#### Written instruction:
Search the material for the string "العهد" and copy each line where it occurs.

begin Supplied entries

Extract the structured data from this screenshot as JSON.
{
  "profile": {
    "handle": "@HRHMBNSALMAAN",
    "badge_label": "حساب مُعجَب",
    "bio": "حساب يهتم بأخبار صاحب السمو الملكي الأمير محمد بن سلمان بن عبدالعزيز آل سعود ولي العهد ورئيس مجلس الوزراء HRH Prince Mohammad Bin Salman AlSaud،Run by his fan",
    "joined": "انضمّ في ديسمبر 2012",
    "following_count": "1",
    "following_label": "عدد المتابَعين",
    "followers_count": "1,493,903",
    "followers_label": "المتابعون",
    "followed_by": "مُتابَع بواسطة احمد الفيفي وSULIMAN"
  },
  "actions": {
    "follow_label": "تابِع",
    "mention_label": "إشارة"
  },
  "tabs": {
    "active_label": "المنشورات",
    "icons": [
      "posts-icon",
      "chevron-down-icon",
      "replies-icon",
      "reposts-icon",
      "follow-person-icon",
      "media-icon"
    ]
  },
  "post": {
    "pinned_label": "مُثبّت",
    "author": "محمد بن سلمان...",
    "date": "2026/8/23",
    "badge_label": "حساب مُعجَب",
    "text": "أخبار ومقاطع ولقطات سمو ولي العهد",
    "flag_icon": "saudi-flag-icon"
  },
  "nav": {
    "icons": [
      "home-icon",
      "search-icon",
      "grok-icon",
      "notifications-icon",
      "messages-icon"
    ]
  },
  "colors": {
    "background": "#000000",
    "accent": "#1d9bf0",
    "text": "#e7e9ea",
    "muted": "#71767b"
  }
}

end Supplied entries
begin Supplied entries

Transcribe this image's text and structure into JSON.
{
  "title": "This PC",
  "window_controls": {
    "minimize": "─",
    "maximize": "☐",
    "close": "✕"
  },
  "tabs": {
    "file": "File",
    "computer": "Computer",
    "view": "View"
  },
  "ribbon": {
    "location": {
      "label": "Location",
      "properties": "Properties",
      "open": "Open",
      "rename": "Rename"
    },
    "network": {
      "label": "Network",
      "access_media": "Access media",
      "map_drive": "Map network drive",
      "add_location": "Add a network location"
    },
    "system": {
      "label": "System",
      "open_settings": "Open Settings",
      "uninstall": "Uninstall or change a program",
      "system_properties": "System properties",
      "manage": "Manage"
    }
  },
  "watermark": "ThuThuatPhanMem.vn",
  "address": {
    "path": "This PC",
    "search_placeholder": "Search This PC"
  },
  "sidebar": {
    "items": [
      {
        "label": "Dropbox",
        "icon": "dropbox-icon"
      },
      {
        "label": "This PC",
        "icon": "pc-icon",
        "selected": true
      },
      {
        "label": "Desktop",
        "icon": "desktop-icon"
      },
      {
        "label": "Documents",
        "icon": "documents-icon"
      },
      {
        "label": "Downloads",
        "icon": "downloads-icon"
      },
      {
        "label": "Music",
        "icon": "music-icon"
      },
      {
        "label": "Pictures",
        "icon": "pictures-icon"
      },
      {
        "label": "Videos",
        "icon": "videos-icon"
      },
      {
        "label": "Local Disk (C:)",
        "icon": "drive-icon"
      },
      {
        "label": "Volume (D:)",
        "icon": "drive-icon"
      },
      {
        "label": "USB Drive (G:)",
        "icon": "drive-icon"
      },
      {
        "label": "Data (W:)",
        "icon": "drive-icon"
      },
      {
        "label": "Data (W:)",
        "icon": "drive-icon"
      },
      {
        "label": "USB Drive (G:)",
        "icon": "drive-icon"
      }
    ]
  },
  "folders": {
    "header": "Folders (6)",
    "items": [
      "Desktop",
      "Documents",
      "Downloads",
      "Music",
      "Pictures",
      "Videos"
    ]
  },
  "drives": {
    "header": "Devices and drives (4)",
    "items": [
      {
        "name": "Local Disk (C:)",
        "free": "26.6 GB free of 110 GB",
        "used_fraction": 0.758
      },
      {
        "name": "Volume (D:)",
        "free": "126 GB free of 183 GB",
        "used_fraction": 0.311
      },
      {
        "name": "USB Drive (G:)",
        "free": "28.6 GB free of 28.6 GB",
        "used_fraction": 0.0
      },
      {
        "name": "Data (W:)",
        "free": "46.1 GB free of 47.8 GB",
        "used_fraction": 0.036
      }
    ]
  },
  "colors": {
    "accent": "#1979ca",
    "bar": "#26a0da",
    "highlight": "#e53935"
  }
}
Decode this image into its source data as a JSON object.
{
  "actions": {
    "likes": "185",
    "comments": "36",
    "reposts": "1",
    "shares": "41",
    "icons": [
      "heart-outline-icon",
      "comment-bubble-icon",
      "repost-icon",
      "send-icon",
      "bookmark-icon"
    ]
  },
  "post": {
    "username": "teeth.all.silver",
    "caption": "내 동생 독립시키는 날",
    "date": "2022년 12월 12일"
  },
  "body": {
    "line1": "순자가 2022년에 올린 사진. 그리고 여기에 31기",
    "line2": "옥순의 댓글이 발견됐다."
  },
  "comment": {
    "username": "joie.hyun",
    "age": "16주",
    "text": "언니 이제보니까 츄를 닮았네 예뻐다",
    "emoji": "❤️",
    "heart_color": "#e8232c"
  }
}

end Supplied entries

#### Result of this task:
    "bio": "حساب يهتم بأخبار صاحب السمو الملكي الأمير محمد بن سلمان بن عبدالعزيز آل سعود ولي العهد ورئيس مجلس الوزراء HRH Prince Mohammad Bin Salman AlSaud،Run by his fan",
    "text": "أخبار ومقاطع ولقطات سمو ولي العهد",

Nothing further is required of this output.